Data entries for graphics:
==*==

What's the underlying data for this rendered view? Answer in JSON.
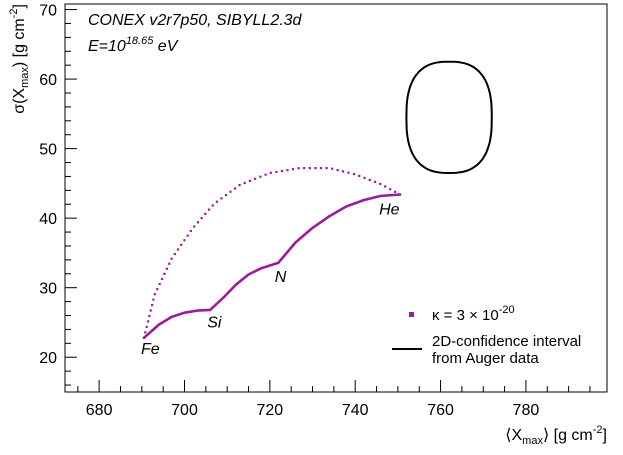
{
  "chart_data": {
    "type": "scatter",
    "title": "",
    "xlabel": {
      "pre": "⟨X",
      "sub": "max",
      "post": "⟩ [g cm",
      "sup": "-2",
      "end": "]"
    },
    "ylabel": {
      "pre": "σ(X",
      "sub": "max",
      "post": ") [g cm",
      "sup": "-2",
      "end": "]"
    },
    "xlim": [
      672,
      799
    ],
    "ylim": [
      15,
      70.8
    ],
    "xticks": [
      680,
      700,
      720,
      740,
      760,
      780
    ],
    "yticks": [
      20,
      30,
      40,
      50,
      60,
      70
    ],
    "grid": false,
    "info": {
      "line1": "CONEX v2r7p50, SIBYLL2.3d",
      "line2_pre": "E=10",
      "line2_sup": "18.65",
      "line2_post": " eV"
    },
    "series": [
      {
        "name": "κ = 3 × 10^-20",
        "kind": "points",
        "color": "#9b1b9b",
        "solid_segments": [
          [
            [
              690.5,
              22.8
            ],
            [
              694,
              24.7
            ],
            [
              697,
              25.8
            ],
            [
              700,
              26.4
            ],
            [
              703,
              26.7
            ],
            [
              706,
              26.8
            ]
          ],
          [
            [
              706,
              26.8
            ],
            [
              709,
              28.5
            ],
            [
              712,
              30.4
            ],
            [
              715,
              31.9
            ],
            [
              718,
              32.8
            ],
            [
              722,
              33.6
            ]
          ],
          [
            [
              722,
              33.6
            ],
            [
              726,
              36.5
            ],
            [
              730,
              38.6
            ],
            [
              734,
              40.3
            ],
            [
              738,
              41.7
            ],
            [
              742,
              42.6
            ],
            [
              746,
              43.2
            ],
            [
              750.5,
              43.4
            ]
          ]
        ],
        "dotted_arc": [
          [
            690.5,
            22.8
          ],
          [
            693,
            29
          ],
          [
            697,
            34.2
          ],
          [
            702,
            38.6
          ],
          [
            707,
            42.1
          ],
          [
            713,
            44.8
          ],
          [
            720,
            46.5
          ],
          [
            727,
            47.2
          ],
          [
            734,
            47.2
          ],
          [
            740,
            46.3
          ],
          [
            746,
            44.9
          ],
          [
            750.5,
            43.4
          ]
        ]
      },
      {
        "name": "2D-confidence interval from Auger data",
        "kind": "contour",
        "color": "#000000",
        "center": [
          762,
          54.5
        ],
        "half_width": [
          10,
          8
        ],
        "shape_exponent": 2.6
      }
    ],
    "annotations": [
      {
        "text": "Fe",
        "x": 692,
        "y": 20.5
      },
      {
        "text": "Si",
        "x": 707,
        "y": 24.3
      },
      {
        "text": "N",
        "x": 722.5,
        "y": 30.8
      },
      {
        "text": "He",
        "x": 748,
        "y": 40.5
      }
    ],
    "legend": {
      "position": "bottom-right",
      "entries": [
        {
          "label_pre": "κ = 3 × 10",
          "label_sup": "-20",
          "marker": "point",
          "color": "#9b1b9b"
        },
        {
          "label_line1": "2D-confidence interval",
          "label_line2": "from Auger data",
          "marker": "line",
          "color": "#000000"
        }
      ]
    }
  }
}
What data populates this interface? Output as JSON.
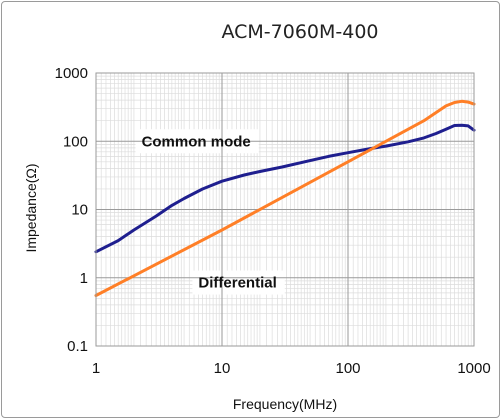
{
  "chart_data": {
    "type": "line",
    "title": "ACM-7060M-400",
    "xlabel": "Frequency(MHz)",
    "ylabel": "Impedance(Ω)",
    "x_scale": "log",
    "y_scale": "log",
    "xlim": [
      1,
      1000
    ],
    "ylim": [
      0.1,
      1000
    ],
    "x_ticks": [
      1,
      10,
      100,
      1000
    ],
    "x_tick_labels": [
      "1",
      "10",
      "100",
      "1000"
    ],
    "y_ticks": [
      0.1,
      1,
      10,
      100,
      1000
    ],
    "y_tick_labels": [
      "0.1",
      "1",
      "10",
      "100",
      "1000"
    ],
    "grid": true,
    "series": [
      {
        "name": "Common mode",
        "color": "#1f1f8f",
        "x": [
          1,
          1.5,
          2,
          3,
          4,
          5,
          7,
          10,
          15,
          20,
          30,
          50,
          70,
          100,
          150,
          200,
          300,
          400,
          500,
          600,
          700,
          800,
          900,
          1000
        ],
        "y": [
          2.4,
          3.5,
          5,
          8,
          11.5,
          14.5,
          20,
          26,
          32,
          36,
          42,
          52,
          60,
          68,
          78,
          85,
          98,
          112,
          130,
          150,
          170,
          172,
          168,
          145
        ]
      },
      {
        "name": "Differential",
        "color": "#ff7f27",
        "x": [
          1,
          10,
          100,
          200,
          400,
          600,
          700,
          800,
          900,
          1000
        ],
        "y": [
          0.55,
          5,
          50,
          100,
          200,
          330,
          370,
          385,
          375,
          350
        ]
      }
    ],
    "annotations": [
      {
        "text": "Common mode",
        "x": 2.3,
        "y": 100
      },
      {
        "text": "Differential",
        "x": 6.5,
        "y": 0.85
      }
    ]
  }
}
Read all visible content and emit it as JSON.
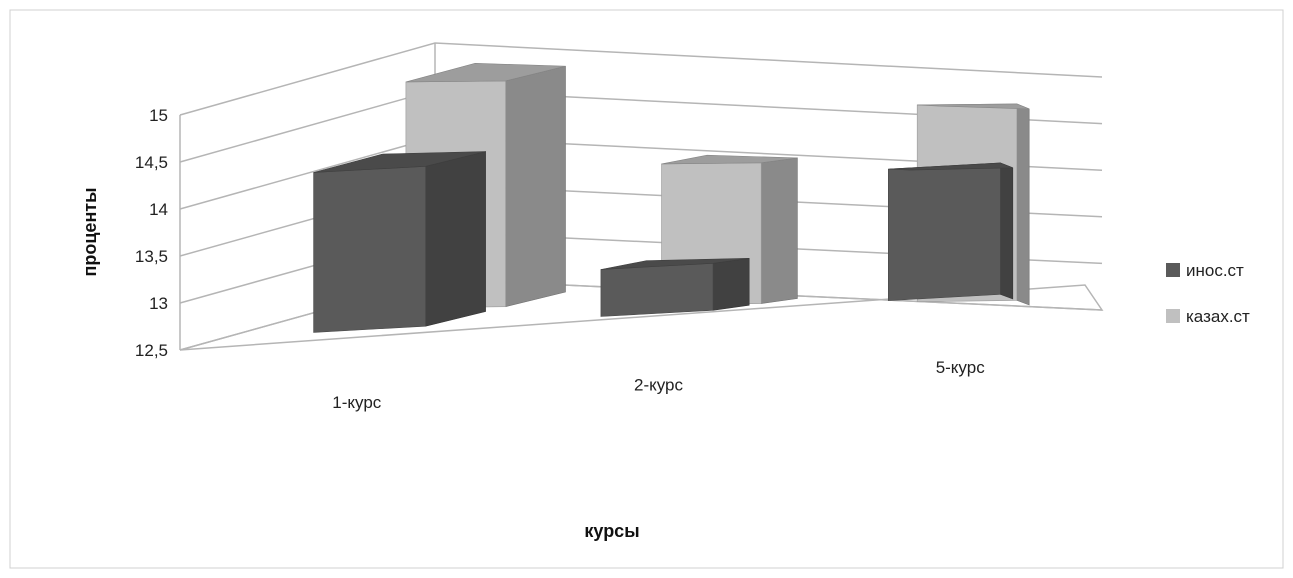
{
  "chart_data": {
    "type": "bar",
    "categories": [
      "1-курс",
      "2-курс",
      "5-курс"
    ],
    "series": [
      {
        "name": "инос.ст",
        "values": [
          14.2,
          13.0,
          13.9
        ],
        "color": "#5a5a5a"
      },
      {
        "name": "казах.ст",
        "values": [
          14.9,
          14.0,
          14.6
        ],
        "color": "#c0c0c0"
      }
    ],
    "xlabel": "курсы",
    "ylabel": "проценты",
    "ylim": [
      12.5,
      15
    ],
    "yticks": [
      "12,5",
      "13",
      "13,5",
      "14",
      "14,5",
      "15"
    ],
    "grid": true,
    "legend": "right",
    "projection": "3d"
  }
}
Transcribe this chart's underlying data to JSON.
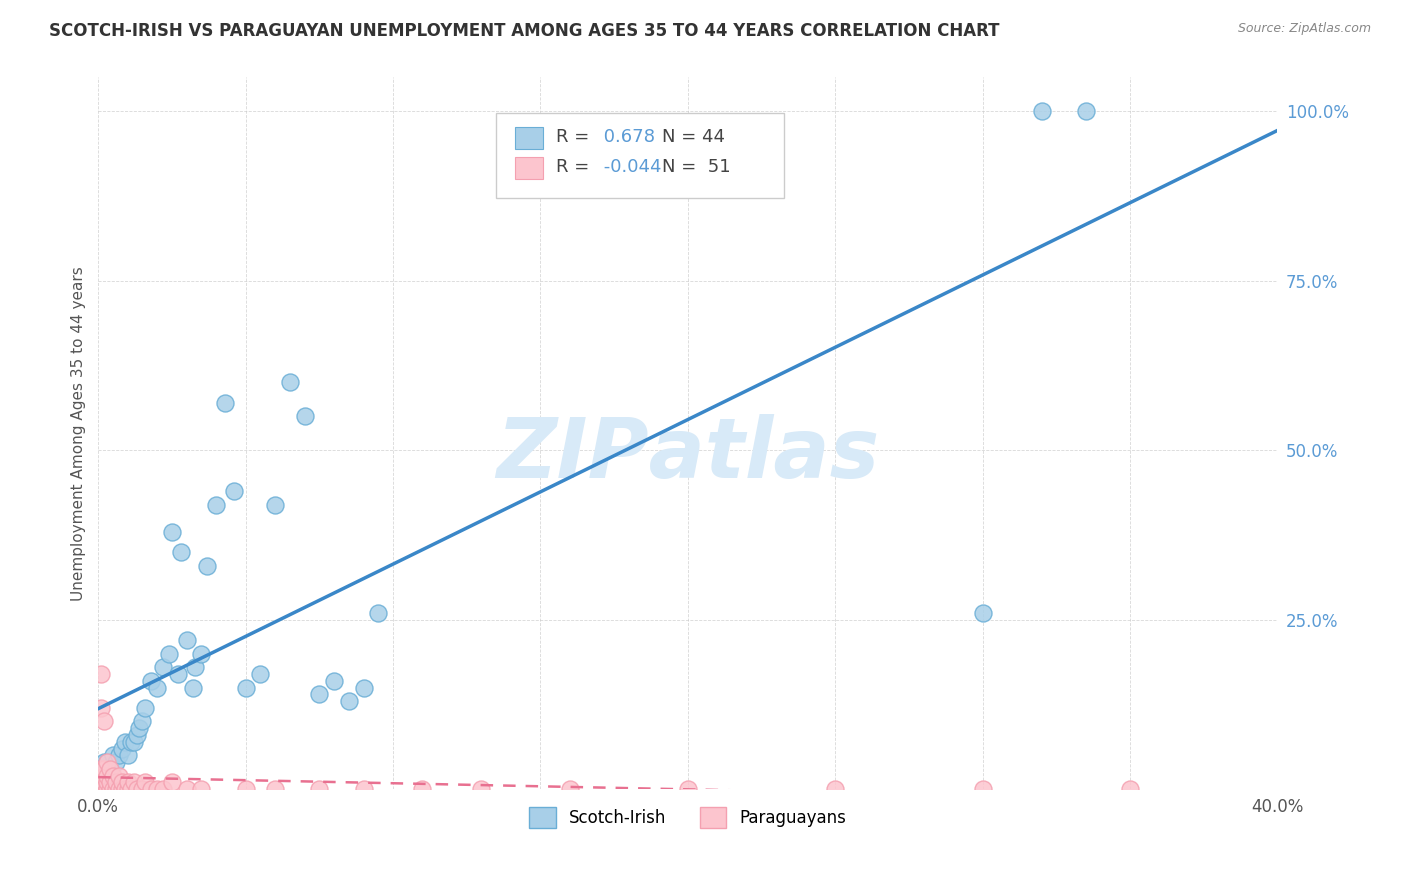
{
  "title": "SCOTCH-IRISH VS PARAGUAYAN UNEMPLOYMENT AMONG AGES 35 TO 44 YEARS CORRELATION CHART",
  "source": "Source: ZipAtlas.com",
  "ylabel": "Unemployment Among Ages 35 to 44 years",
  "xlim": [
    0,
    0.4
  ],
  "ylim": [
    -0.02,
    1.1
  ],
  "plot_ylim": [
    0,
    1.05
  ],
  "xticks": [
    0.0,
    0.05,
    0.1,
    0.15,
    0.2,
    0.25,
    0.3,
    0.35,
    0.4
  ],
  "xtick_labels": [
    "0.0%",
    "",
    "",
    "",
    "",
    "",
    "",
    "",
    "40.0%"
  ],
  "yticks": [
    0.0,
    0.25,
    0.5,
    0.75,
    1.0
  ],
  "ytick_labels": [
    "",
    "25.0%",
    "50.0%",
    "75.0%",
    "100.0%"
  ],
  "scotch_irish_R": 0.678,
  "scotch_irish_N": 44,
  "paraguayan_R": -0.044,
  "paraguayan_N": 51,
  "scotch_irish_color": "#a8cfe8",
  "scotch_irish_edge_color": "#6aaed6",
  "scotch_irish_line_color": "#3a87c8",
  "paraguayan_color": "#fcc5ce",
  "paraguayan_edge_color": "#f4a0b0",
  "paraguayan_line_color": "#e87090",
  "background_color": "#ffffff",
  "grid_color": "#c8c8c8",
  "tick_color": "#5b9bd5",
  "label_color": "#555555",
  "title_color": "#333333",
  "source_color": "#888888",
  "watermark_color": "#d8eaf8",
  "scotch_irish_x": [
    0.001,
    0.002,
    0.003,
    0.004,
    0.005,
    0.006,
    0.007,
    0.008,
    0.009,
    0.01,
    0.011,
    0.012,
    0.013,
    0.014,
    0.015,
    0.016,
    0.018,
    0.02,
    0.022,
    0.024,
    0.025,
    0.027,
    0.028,
    0.03,
    0.032,
    0.033,
    0.035,
    0.037,
    0.04,
    0.043,
    0.046,
    0.05,
    0.055,
    0.06,
    0.065,
    0.07,
    0.075,
    0.08,
    0.085,
    0.09,
    0.095,
    0.3,
    0.32,
    0.335
  ],
  "scotch_irish_y": [
    0.03,
    0.04,
    0.04,
    0.03,
    0.05,
    0.04,
    0.05,
    0.06,
    0.07,
    0.05,
    0.07,
    0.07,
    0.08,
    0.09,
    0.1,
    0.12,
    0.16,
    0.15,
    0.18,
    0.2,
    0.38,
    0.17,
    0.35,
    0.22,
    0.15,
    0.18,
    0.2,
    0.33,
    0.42,
    0.57,
    0.44,
    0.15,
    0.17,
    0.42,
    0.6,
    0.55,
    0.14,
    0.16,
    0.13,
    0.15,
    0.26,
    0.26,
    1.0,
    1.0
  ],
  "paraguayan_x": [
    0.001,
    0.001,
    0.001,
    0.001,
    0.001,
    0.001,
    0.002,
    0.002,
    0.002,
    0.002,
    0.002,
    0.003,
    0.003,
    0.003,
    0.003,
    0.004,
    0.004,
    0.004,
    0.005,
    0.005,
    0.006,
    0.006,
    0.007,
    0.007,
    0.008,
    0.008,
    0.009,
    0.01,
    0.01,
    0.011,
    0.012,
    0.013,
    0.015,
    0.016,
    0.018,
    0.02,
    0.022,
    0.025,
    0.03,
    0.035,
    0.05,
    0.06,
    0.075,
    0.09,
    0.11,
    0.13,
    0.16,
    0.2,
    0.25,
    0.3,
    0.35
  ],
  "paraguayan_y": [
    0.0,
    0.01,
    0.02,
    0.03,
    0.17,
    0.12,
    0.0,
    0.01,
    0.02,
    0.1,
    0.03,
    0.0,
    0.01,
    0.02,
    0.04,
    0.0,
    0.01,
    0.03,
    0.0,
    0.02,
    0.0,
    0.01,
    0.0,
    0.02,
    0.0,
    0.01,
    0.0,
    0.0,
    0.01,
    0.0,
    0.01,
    0.0,
    0.0,
    0.01,
    0.0,
    0.0,
    0.0,
    0.01,
    0.0,
    0.0,
    0.0,
    0.0,
    0.0,
    0.0,
    0.0,
    0.0,
    0.0,
    0.0,
    0.0,
    0.0,
    0.0
  ]
}
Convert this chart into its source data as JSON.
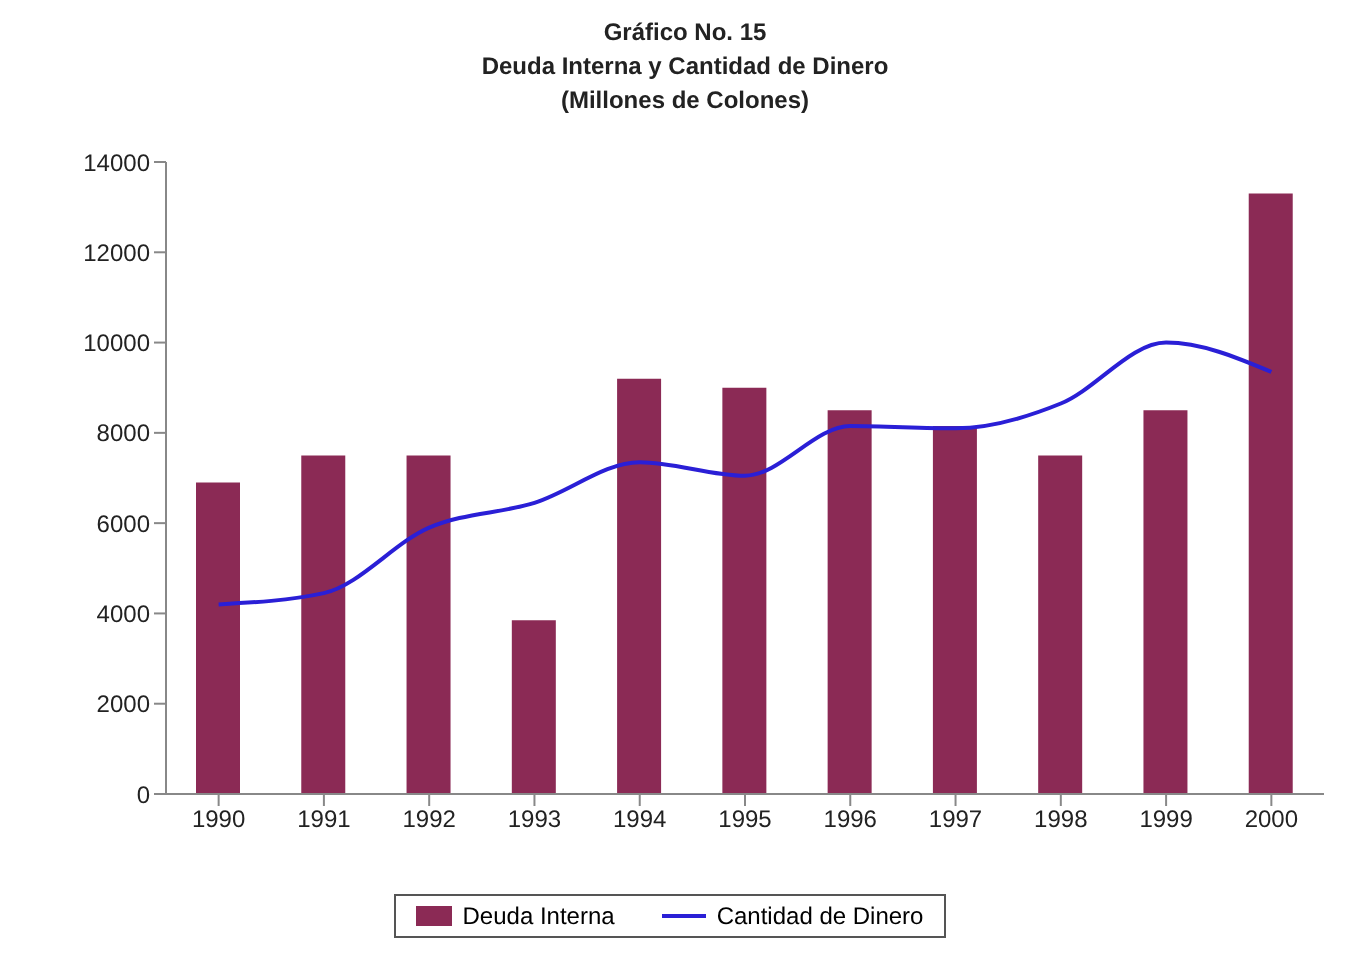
{
  "chart_data": {
    "type": "bar",
    "title": "Gráfico No. 15",
    "subtitle": "Deuda Interna y Cantidad de Dinero\n(Millones de Colones)",
    "categories": [
      "1990",
      "1991",
      "1992",
      "1993",
      "1994",
      "1995",
      "1996",
      "1997",
      "1998",
      "1999",
      "2000"
    ],
    "series": [
      {
        "name": "Deuda Interna",
        "color": "#8b2a55",
        "values": [
          6900,
          7500,
          7500,
          3850,
          9200,
          9000,
          8500,
          8150,
          7500,
          8500,
          13300
        ]
      },
      {
        "name": "Cantidad de Dinero",
        "type": "line",
        "color": "#2a1fd6",
        "values": [
          4200,
          4450,
          5900,
          6450,
          7350,
          7050,
          8150,
          8100,
          8650,
          10000,
          9350
        ]
      }
    ],
    "ylim": [
      0,
      14000
    ],
    "yticks": [
      0,
      2000,
      4000,
      6000,
      8000,
      10000,
      12000,
      14000
    ],
    "grid": false,
    "legend": "bottom",
    "marker": "none",
    "line_style": "solid"
  }
}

==*==

Leave out every line without the string "Auger" and copy the rest.

        "name": "2D-confidence interval from Auger data",
          "label_line2": "from Auger data",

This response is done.